PROBLEM STATEMENT:
Quote all of the data that follows exactly as written, skipping the images.

Extracted data entries
-*-*-
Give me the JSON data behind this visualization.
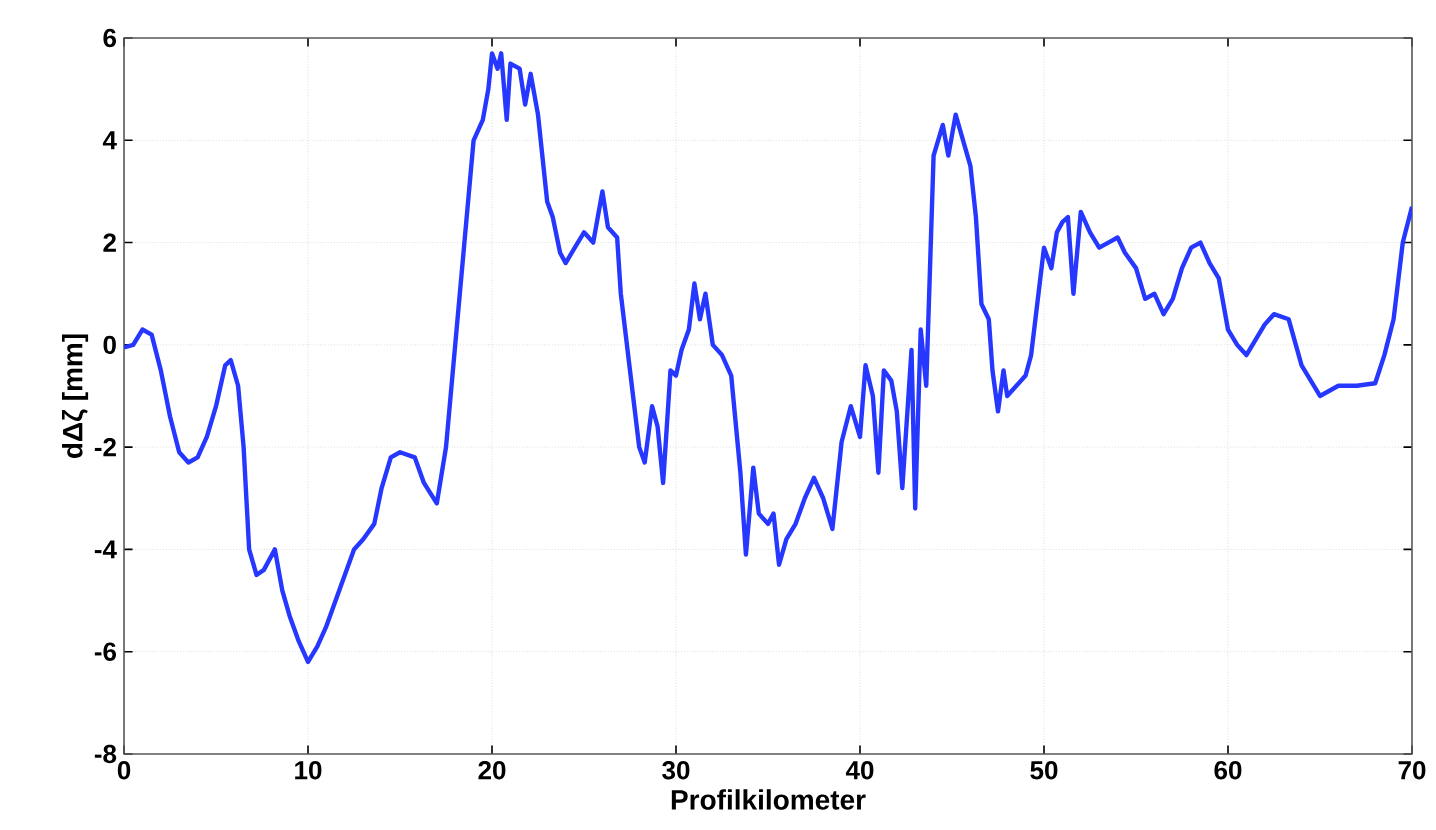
{
  "chart_data": {
    "type": "line",
    "xlabel": "Profilkilometer",
    "ylabel": "dΔζ [mm]",
    "xlim": [
      0,
      70
    ],
    "ylim": [
      -8,
      6
    ],
    "xticks": [
      0,
      10,
      20,
      30,
      40,
      50,
      60,
      70
    ],
    "yticks": [
      -8,
      -6,
      -4,
      -2,
      0,
      2,
      4,
      6
    ],
    "grid": true,
    "line_style": "solid",
    "marker": "none",
    "series": [
      {
        "color": "#2638ff",
        "x": [
          0,
          0.5,
          1,
          1.5,
          2,
          2.5,
          3,
          3.5,
          4,
          4.5,
          5,
          5.5,
          5.8,
          6.2,
          6.5,
          6.8,
          7.2,
          7.6,
          8.2,
          8.6,
          9,
          9.5,
          10,
          10.5,
          11,
          11.5,
          12,
          12.5,
          13,
          13.6,
          14,
          14.5,
          15,
          15.8,
          16.3,
          17,
          17.5,
          18,
          18.5,
          19,
          19.5,
          19.8,
          20,
          20.3,
          20.5,
          20.8,
          21,
          21.5,
          21.8,
          22.1,
          22.5,
          23,
          23.3,
          23.7,
          24,
          24.5,
          25,
          25.5,
          26,
          26.3,
          26.8,
          27,
          27.5,
          28,
          28.3,
          28.7,
          29,
          29.3,
          29.7,
          30,
          30.3,
          30.7,
          31,
          31.3,
          31.6,
          32,
          32.5,
          33,
          33.5,
          33.8,
          34.2,
          34.5,
          35,
          35.3,
          35.6,
          36,
          36.5,
          37,
          37.5,
          38,
          38.5,
          39,
          39.5,
          40,
          40.3,
          40.7,
          41,
          41.3,
          41.7,
          42,
          42.3,
          42.8,
          43,
          43.3,
          43.6,
          44,
          44.5,
          44.8,
          45.2,
          45.6,
          46,
          46.3,
          46.6,
          47,
          47.2,
          47.5,
          47.8,
          48,
          48.5,
          49,
          49.3,
          49.7,
          50,
          50.4,
          50.7,
          51,
          51.3,
          51.6,
          52,
          52.5,
          53,
          53.5,
          54,
          54.4,
          55,
          55.5,
          56,
          56.5,
          57,
          57.5,
          58,
          58.5,
          59,
          59.5,
          60,
          60.5,
          61,
          62,
          62.5,
          63.3,
          64,
          64.5,
          65,
          66,
          67,
          68,
          68.5,
          69,
          69.5,
          70
        ],
        "values": [
          -0.05,
          0,
          0.3,
          0.2,
          -0.5,
          -1.4,
          -2.1,
          -2.3,
          -2.2,
          -1.8,
          -1.2,
          -0.4,
          -0.3,
          -0.8,
          -2,
          -4,
          -4.5,
          -4.4,
          -4,
          -4.8,
          -5.3,
          -5.8,
          -6.2,
          -5.9,
          -5.5,
          -5.0,
          -4.5,
          -4.0,
          -3.8,
          -3.5,
          -2.8,
          -2.2,
          -2.1,
          -2.2,
          -2.7,
          -3.1,
          -2.0,
          0,
          2,
          4,
          4.4,
          5.0,
          5.7,
          5.4,
          5.7,
          4.4,
          5.5,
          5.4,
          4.7,
          5.3,
          4.5,
          2.8,
          2.5,
          1.8,
          1.6,
          1.9,
          2.2,
          2.0,
          3.0,
          2.3,
          2.1,
          1.0,
          -0.5,
          -2.0,
          -2.3,
          -1.2,
          -1.6,
          -2.7,
          -0.5,
          -0.6,
          -0.1,
          0.3,
          1.2,
          0.5,
          1.0,
          0,
          -0.2,
          -0.6,
          -2.5,
          -4.1,
          -2.4,
          -3.3,
          -3.5,
          -3.3,
          -4.3,
          -3.8,
          -3.5,
          -3.0,
          -2.6,
          -3.0,
          -3.6,
          -1.9,
          -1.2,
          -1.8,
          -0.4,
          -1.0,
          -2.5,
          -0.5,
          -0.7,
          -1.3,
          -2.8,
          -0.1,
          -3.2,
          0.3,
          -0.8,
          3.7,
          4.3,
          3.7,
          4.5,
          4.0,
          3.5,
          2.5,
          0.8,
          0.5,
          -0.5,
          -1.3,
          -0.5,
          -1.0,
          -0.8,
          -0.6,
          -0.2,
          1.0,
          1.9,
          1.5,
          2.2,
          2.4,
          2.5,
          1.0,
          2.6,
          2.2,
          1.9,
          2.0,
          2.1,
          1.8,
          1.5,
          0.9,
          1.0,
          0.6,
          0.9,
          1.5,
          1.9,
          2.0,
          1.6,
          1.3,
          0.3,
          0,
          -0.2,
          0.4,
          0.6,
          0.5,
          -0.4,
          -0.7,
          -1.0,
          -0.8,
          -0.8,
          -0.75,
          -0.2,
          0.5,
          2.0,
          2.7
        ]
      }
    ]
  }
}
-*-*-
COMPLETE ANSWER:
Give me the JSON data behind this visualization.
{
  "chart_data": {
    "type": "line",
    "xlabel": "Profilkilometer",
    "ylabel": "dΔζ [mm]",
    "xlim": [
      0,
      70
    ],
    "ylim": [
      -8,
      6
    ],
    "xticks": [
      0,
      10,
      20,
      30,
      40,
      50,
      60,
      70
    ],
    "yticks": [
      -8,
      -6,
      -4,
      -2,
      0,
      2,
      4,
      6
    ],
    "grid": true,
    "line_style": "solid",
    "marker": "none",
    "series": [
      {
        "color": "#2638ff",
        "x": [
          0,
          0.5,
          1,
          1.5,
          2,
          2.5,
          3,
          3.5,
          4,
          4.5,
          5,
          5.5,
          5.8,
          6.2,
          6.5,
          6.8,
          7.2,
          7.6,
          8.2,
          8.6,
          9,
          9.5,
          10,
          10.5,
          11,
          11.5,
          12,
          12.5,
          13,
          13.6,
          14,
          14.5,
          15,
          15.8,
          16.3,
          17,
          17.5,
          18,
          18.5,
          19,
          19.5,
          19.8,
          20,
          20.3,
          20.5,
          20.8,
          21,
          21.5,
          21.8,
          22.1,
          22.5,
          23,
          23.3,
          23.7,
          24,
          24.5,
          25,
          25.5,
          26,
          26.3,
          26.8,
          27,
          27.5,
          28,
          28.3,
          28.7,
          29,
          29.3,
          29.7,
          30,
          30.3,
          30.7,
          31,
          31.3,
          31.6,
          32,
          32.5,
          33,
          33.5,
          33.8,
          34.2,
          34.5,
          35,
          35.3,
          35.6,
          36,
          36.5,
          37,
          37.5,
          38,
          38.5,
          39,
          39.5,
          40,
          40.3,
          40.7,
          41,
          41.3,
          41.7,
          42,
          42.3,
          42.8,
          43,
          43.3,
          43.6,
          44,
          44.5,
          44.8,
          45.2,
          45.6,
          46,
          46.3,
          46.6,
          47,
          47.2,
          47.5,
          47.8,
          48,
          48.5,
          49,
          49.3,
          49.7,
          50,
          50.4,
          50.7,
          51,
          51.3,
          51.6,
          52,
          52.5,
          53,
          53.5,
          54,
          54.4,
          55,
          55.5,
          56,
          56.5,
          57,
          57.5,
          58,
          58.5,
          59,
          59.5,
          60,
          60.5,
          61,
          62,
          62.5,
          63.3,
          64,
          64.5,
          65,
          66,
          67,
          68,
          68.5,
          69,
          69.5,
          70
        ],
        "values": [
          -0.05,
          0,
          0.3,
          0.2,
          -0.5,
          -1.4,
          -2.1,
          -2.3,
          -2.2,
          -1.8,
          -1.2,
          -0.4,
          -0.3,
          -0.8,
          -2,
          -4,
          -4.5,
          -4.4,
          -4,
          -4.8,
          -5.3,
          -5.8,
          -6.2,
          -5.9,
          -5.5,
          -5.0,
          -4.5,
          -4.0,
          -3.8,
          -3.5,
          -2.8,
          -2.2,
          -2.1,
          -2.2,
          -2.7,
          -3.1,
          -2.0,
          0,
          2,
          4,
          4.4,
          5.0,
          5.7,
          5.4,
          5.7,
          4.4,
          5.5,
          5.4,
          4.7,
          5.3,
          4.5,
          2.8,
          2.5,
          1.8,
          1.6,
          1.9,
          2.2,
          2.0,
          3.0,
          2.3,
          2.1,
          1.0,
          -0.5,
          -2.0,
          -2.3,
          -1.2,
          -1.6,
          -2.7,
          -0.5,
          -0.6,
          -0.1,
          0.3,
          1.2,
          0.5,
          1.0,
          0,
          -0.2,
          -0.6,
          -2.5,
          -4.1,
          -2.4,
          -3.3,
          -3.5,
          -3.3,
          -4.3,
          -3.8,
          -3.5,
          -3.0,
          -2.6,
          -3.0,
          -3.6,
          -1.9,
          -1.2,
          -1.8,
          -0.4,
          -1.0,
          -2.5,
          -0.5,
          -0.7,
          -1.3,
          -2.8,
          -0.1,
          -3.2,
          0.3,
          -0.8,
          3.7,
          4.3,
          3.7,
          4.5,
          4.0,
          3.5,
          2.5,
          0.8,
          0.5,
          -0.5,
          -1.3,
          -0.5,
          -1.0,
          -0.8,
          -0.6,
          -0.2,
          1.0,
          1.9,
          1.5,
          2.2,
          2.4,
          2.5,
          1.0,
          2.6,
          2.2,
          1.9,
          2.0,
          2.1,
          1.8,
          1.5,
          0.9,
          1.0,
          0.6,
          0.9,
          1.5,
          1.9,
          2.0,
          1.6,
          1.3,
          0.3,
          0,
          -0.2,
          0.4,
          0.6,
          0.5,
          -0.4,
          -0.7,
          -1.0,
          -0.8,
          -0.8,
          -0.75,
          -0.2,
          0.5,
          2.0,
          2.7
        ]
      }
    ]
  }
}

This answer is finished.